THE REQUEST →
Every entry needs to be printed exactly, please.
[MATERIALS PROVIDED start]
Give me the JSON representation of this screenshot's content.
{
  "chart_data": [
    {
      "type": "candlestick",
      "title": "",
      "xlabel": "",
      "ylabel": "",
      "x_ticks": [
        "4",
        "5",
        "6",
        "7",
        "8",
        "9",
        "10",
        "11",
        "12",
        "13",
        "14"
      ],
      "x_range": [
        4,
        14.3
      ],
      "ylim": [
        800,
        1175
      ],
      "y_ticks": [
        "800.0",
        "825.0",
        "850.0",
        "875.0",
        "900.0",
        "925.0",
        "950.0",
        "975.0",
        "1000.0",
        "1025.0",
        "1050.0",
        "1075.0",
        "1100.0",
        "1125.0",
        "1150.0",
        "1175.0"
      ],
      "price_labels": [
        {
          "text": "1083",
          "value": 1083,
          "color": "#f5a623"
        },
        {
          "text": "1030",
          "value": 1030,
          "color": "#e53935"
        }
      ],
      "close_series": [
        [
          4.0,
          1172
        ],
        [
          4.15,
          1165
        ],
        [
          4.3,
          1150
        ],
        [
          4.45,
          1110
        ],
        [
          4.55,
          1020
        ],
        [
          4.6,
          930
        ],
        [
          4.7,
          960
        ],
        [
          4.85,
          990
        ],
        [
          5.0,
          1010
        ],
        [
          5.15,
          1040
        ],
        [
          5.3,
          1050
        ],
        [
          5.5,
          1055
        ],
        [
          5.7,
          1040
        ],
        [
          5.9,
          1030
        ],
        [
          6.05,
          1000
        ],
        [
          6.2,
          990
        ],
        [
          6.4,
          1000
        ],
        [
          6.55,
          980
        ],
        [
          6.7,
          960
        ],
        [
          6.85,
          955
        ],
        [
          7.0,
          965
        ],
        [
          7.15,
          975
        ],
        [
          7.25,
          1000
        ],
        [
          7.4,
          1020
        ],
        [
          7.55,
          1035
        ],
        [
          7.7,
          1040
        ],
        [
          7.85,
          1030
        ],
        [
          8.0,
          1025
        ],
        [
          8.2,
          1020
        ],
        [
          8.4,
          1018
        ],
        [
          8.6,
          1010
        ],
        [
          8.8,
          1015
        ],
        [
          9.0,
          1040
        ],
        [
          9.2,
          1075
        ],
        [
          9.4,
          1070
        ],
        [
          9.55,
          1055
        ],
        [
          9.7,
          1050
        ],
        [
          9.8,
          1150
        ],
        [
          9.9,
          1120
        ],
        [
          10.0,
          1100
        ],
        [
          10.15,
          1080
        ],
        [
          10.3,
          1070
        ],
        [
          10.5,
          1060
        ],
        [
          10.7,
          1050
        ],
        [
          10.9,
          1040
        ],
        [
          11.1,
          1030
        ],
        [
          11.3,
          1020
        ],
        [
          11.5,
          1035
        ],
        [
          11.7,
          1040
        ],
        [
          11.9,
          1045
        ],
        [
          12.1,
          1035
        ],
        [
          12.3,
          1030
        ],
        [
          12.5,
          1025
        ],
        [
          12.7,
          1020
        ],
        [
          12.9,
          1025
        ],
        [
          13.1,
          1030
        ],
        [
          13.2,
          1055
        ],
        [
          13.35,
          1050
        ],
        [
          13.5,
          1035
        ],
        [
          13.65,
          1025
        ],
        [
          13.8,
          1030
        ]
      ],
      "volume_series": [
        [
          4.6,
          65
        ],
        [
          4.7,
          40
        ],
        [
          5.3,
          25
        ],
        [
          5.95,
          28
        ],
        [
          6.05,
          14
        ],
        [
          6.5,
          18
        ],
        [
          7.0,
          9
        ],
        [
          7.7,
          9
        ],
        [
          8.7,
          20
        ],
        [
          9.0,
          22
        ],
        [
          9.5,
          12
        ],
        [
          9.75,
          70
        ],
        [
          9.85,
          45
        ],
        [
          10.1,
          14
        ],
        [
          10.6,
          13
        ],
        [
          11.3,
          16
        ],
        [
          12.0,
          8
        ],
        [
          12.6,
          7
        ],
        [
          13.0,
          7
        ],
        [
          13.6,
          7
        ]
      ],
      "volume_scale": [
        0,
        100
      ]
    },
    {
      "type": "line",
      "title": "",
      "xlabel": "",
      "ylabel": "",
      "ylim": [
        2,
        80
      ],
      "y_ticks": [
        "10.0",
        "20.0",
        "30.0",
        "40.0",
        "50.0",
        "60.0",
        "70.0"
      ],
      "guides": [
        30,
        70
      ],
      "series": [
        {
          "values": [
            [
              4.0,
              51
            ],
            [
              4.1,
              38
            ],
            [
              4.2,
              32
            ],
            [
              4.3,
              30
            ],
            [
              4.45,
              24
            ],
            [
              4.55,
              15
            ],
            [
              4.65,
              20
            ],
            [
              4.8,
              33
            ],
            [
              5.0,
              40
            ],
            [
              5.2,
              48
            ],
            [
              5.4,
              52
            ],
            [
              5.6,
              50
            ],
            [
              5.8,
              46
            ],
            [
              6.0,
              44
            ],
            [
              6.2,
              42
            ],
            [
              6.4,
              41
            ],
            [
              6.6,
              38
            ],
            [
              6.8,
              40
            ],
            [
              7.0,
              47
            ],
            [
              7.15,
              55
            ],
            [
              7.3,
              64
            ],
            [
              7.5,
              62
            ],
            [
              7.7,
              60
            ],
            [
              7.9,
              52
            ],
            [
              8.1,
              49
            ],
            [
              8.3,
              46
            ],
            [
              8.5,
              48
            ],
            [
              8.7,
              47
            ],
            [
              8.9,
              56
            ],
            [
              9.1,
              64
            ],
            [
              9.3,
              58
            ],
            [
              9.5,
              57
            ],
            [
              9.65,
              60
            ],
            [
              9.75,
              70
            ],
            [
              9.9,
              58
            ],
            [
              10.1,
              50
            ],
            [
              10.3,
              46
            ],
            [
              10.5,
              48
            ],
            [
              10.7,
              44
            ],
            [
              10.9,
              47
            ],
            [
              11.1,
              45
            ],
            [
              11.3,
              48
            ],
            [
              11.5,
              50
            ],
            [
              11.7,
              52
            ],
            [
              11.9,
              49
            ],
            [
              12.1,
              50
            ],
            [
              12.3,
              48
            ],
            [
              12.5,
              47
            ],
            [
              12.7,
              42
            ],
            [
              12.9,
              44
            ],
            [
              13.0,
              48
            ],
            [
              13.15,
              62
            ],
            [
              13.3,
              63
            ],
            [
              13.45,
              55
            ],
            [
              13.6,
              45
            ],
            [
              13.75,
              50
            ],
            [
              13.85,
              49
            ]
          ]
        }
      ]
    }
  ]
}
[MATERIALS PROVIDED end]
ANSWER BELOW →
Give me the JSON representation of this screenshot's content.
{
  "chart_data": [
    {
      "type": "candlestick",
      "title": "",
      "xlabel": "",
      "ylabel": "",
      "x_ticks": [
        "4",
        "5",
        "6",
        "7",
        "8",
        "9",
        "10",
        "11",
        "12",
        "13",
        "14"
      ],
      "x_range": [
        4,
        14.3
      ],
      "ylim": [
        800,
        1175
      ],
      "y_ticks": [
        "800.0",
        "825.0",
        "850.0",
        "875.0",
        "900.0",
        "925.0",
        "950.0",
        "975.0",
        "1000.0",
        "1025.0",
        "1050.0",
        "1075.0",
        "1100.0",
        "1125.0",
        "1150.0",
        "1175.0"
      ],
      "price_labels": [
        {
          "text": "1083",
          "value": 1083,
          "color": "#f5a623"
        },
        {
          "text": "1030",
          "value": 1030,
          "color": "#e53935"
        }
      ],
      "close_series": [
        [
          4.0,
          1172
        ],
        [
          4.15,
          1165
        ],
        [
          4.3,
          1150
        ],
        [
          4.45,
          1110
        ],
        [
          4.55,
          1020
        ],
        [
          4.6,
          930
        ],
        [
          4.7,
          960
        ],
        [
          4.85,
          990
        ],
        [
          5.0,
          1010
        ],
        [
          5.15,
          1040
        ],
        [
          5.3,
          1050
        ],
        [
          5.5,
          1055
        ],
        [
          5.7,
          1040
        ],
        [
          5.9,
          1030
        ],
        [
          6.05,
          1000
        ],
        [
          6.2,
          990
        ],
        [
          6.4,
          1000
        ],
        [
          6.55,
          980
        ],
        [
          6.7,
          960
        ],
        [
          6.85,
          955
        ],
        [
          7.0,
          965
        ],
        [
          7.15,
          975
        ],
        [
          7.25,
          1000
        ],
        [
          7.4,
          1020
        ],
        [
          7.55,
          1035
        ],
        [
          7.7,
          1040
        ],
        [
          7.85,
          1030
        ],
        [
          8.0,
          1025
        ],
        [
          8.2,
          1020
        ],
        [
          8.4,
          1018
        ],
        [
          8.6,
          1010
        ],
        [
          8.8,
          1015
        ],
        [
          9.0,
          1040
        ],
        [
          9.2,
          1075
        ],
        [
          9.4,
          1070
        ],
        [
          9.55,
          1055
        ],
        [
          9.7,
          1050
        ],
        [
          9.8,
          1150
        ],
        [
          9.9,
          1120
        ],
        [
          10.0,
          1100
        ],
        [
          10.15,
          1080
        ],
        [
          10.3,
          1070
        ],
        [
          10.5,
          1060
        ],
        [
          10.7,
          1050
        ],
        [
          10.9,
          1040
        ],
        [
          11.1,
          1030
        ],
        [
          11.3,
          1020
        ],
        [
          11.5,
          1035
        ],
        [
          11.7,
          1040
        ],
        [
          11.9,
          1045
        ],
        [
          12.1,
          1035
        ],
        [
          12.3,
          1030
        ],
        [
          12.5,
          1025
        ],
        [
          12.7,
          1020
        ],
        [
          12.9,
          1025
        ],
        [
          13.1,
          1030
        ],
        [
          13.2,
          1055
        ],
        [
          13.35,
          1050
        ],
        [
          13.5,
          1035
        ],
        [
          13.65,
          1025
        ],
        [
          13.8,
          1030
        ]
      ],
      "volume_series": [
        [
          4.6,
          65
        ],
        [
          4.7,
          40
        ],
        [
          5.3,
          25
        ],
        [
          5.95,
          28
        ],
        [
          6.05,
          14
        ],
        [
          6.5,
          18
        ],
        [
          7.0,
          9
        ],
        [
          7.7,
          9
        ],
        [
          8.7,
          20
        ],
        [
          9.0,
          22
        ],
        [
          9.5,
          12
        ],
        [
          9.75,
          70
        ],
        [
          9.85,
          45
        ],
        [
          10.1,
          14
        ],
        [
          10.6,
          13
        ],
        [
          11.3,
          16
        ],
        [
          12.0,
          8
        ],
        [
          12.6,
          7
        ],
        [
          13.0,
          7
        ],
        [
          13.6,
          7
        ]
      ],
      "volume_scale": [
        0,
        100
      ]
    },
    {
      "type": "line",
      "title": "",
      "xlabel": "",
      "ylabel": "",
      "ylim": [
        2,
        80
      ],
      "y_ticks": [
        "10.0",
        "20.0",
        "30.0",
        "40.0",
        "50.0",
        "60.0",
        "70.0"
      ],
      "guides": [
        30,
        70
      ],
      "series": [
        {
          "values": [
            [
              4.0,
              51
            ],
            [
              4.1,
              38
            ],
            [
              4.2,
              32
            ],
            [
              4.3,
              30
            ],
            [
              4.45,
              24
            ],
            [
              4.55,
              15
            ],
            [
              4.65,
              20
            ],
            [
              4.8,
              33
            ],
            [
              5.0,
              40
            ],
            [
              5.2,
              48
            ],
            [
              5.4,
              52
            ],
            [
              5.6,
              50
            ],
            [
              5.8,
              46
            ],
            [
              6.0,
              44
            ],
            [
              6.2,
              42
            ],
            [
              6.4,
              41
            ],
            [
              6.6,
              38
            ],
            [
              6.8,
              40
            ],
            [
              7.0,
              47
            ],
            [
              7.15,
              55
            ],
            [
              7.3,
              64
            ],
            [
              7.5,
              62
            ],
            [
              7.7,
              60
            ],
            [
              7.9,
              52
            ],
            [
              8.1,
              49
            ],
            [
              8.3,
              46
            ],
            [
              8.5,
              48
            ],
            [
              8.7,
              47
            ],
            [
              8.9,
              56
            ],
            [
              9.1,
              64
            ],
            [
              9.3,
              58
            ],
            [
              9.5,
              57
            ],
            [
              9.65,
              60
            ],
            [
              9.75,
              70
            ],
            [
              9.9,
              58
            ],
            [
              10.1,
              50
            ],
            [
              10.3,
              46
            ],
            [
              10.5,
              48
            ],
            [
              10.7,
              44
            ],
            [
              10.9,
              47
            ],
            [
              11.1,
              45
            ],
            [
              11.3,
              48
            ],
            [
              11.5,
              50
            ],
            [
              11.7,
              52
            ],
            [
              11.9,
              49
            ],
            [
              12.1,
              50
            ],
            [
              12.3,
              48
            ],
            [
              12.5,
              47
            ],
            [
              12.7,
              42
            ],
            [
              12.9,
              44
            ],
            [
              13.0,
              48
            ],
            [
              13.15,
              62
            ],
            [
              13.3,
              63
            ],
            [
              13.45,
              55
            ],
            [
              13.6,
              45
            ],
            [
              13.75,
              50
            ],
            [
              13.85,
              49
            ]
          ]
        }
      ]
    }
  ]
}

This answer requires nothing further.